┌─ Data provided
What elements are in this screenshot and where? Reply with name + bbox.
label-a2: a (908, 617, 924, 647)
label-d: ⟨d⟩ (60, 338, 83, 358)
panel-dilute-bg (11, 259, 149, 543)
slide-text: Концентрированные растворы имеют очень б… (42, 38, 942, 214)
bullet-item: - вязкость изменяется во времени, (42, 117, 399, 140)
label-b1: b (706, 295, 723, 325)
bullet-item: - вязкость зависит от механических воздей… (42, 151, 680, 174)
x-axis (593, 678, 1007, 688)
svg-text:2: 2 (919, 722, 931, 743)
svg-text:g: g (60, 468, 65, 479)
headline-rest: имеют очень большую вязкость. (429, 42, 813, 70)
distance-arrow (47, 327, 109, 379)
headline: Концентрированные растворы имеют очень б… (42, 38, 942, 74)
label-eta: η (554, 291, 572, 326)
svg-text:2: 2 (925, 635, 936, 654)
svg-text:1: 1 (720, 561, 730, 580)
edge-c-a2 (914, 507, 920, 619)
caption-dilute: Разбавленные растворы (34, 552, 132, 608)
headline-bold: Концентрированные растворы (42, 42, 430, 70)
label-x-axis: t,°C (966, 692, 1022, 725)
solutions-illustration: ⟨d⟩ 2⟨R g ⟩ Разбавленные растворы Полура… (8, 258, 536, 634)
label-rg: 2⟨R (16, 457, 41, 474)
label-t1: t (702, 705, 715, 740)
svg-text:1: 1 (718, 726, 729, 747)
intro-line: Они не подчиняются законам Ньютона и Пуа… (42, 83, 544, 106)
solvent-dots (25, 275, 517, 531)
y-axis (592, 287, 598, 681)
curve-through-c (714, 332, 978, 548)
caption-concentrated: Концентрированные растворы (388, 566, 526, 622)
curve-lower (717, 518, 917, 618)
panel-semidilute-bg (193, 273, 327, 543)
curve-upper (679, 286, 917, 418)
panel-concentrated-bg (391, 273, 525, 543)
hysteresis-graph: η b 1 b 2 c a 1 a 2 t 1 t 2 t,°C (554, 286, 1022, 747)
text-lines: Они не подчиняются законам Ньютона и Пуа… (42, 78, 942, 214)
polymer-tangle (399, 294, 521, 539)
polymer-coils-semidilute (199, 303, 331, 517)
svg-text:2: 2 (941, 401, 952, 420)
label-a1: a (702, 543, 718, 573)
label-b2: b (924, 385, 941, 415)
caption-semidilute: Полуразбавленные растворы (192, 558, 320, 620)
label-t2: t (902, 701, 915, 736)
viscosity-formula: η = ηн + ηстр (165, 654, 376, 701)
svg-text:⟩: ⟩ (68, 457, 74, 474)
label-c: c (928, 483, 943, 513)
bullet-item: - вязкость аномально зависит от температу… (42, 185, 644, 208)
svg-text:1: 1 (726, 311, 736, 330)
└─
§ **Given problem**: Select each line above that contains the string "semidilute". Case matters.

§ **Written reply**:
panel-semidilute-bg (193, 273, 327, 543)
polymer-coils-semidilute (199, 303, 331, 517)
caption-semidilute: Полуразбавленные растворы (192, 558, 320, 620)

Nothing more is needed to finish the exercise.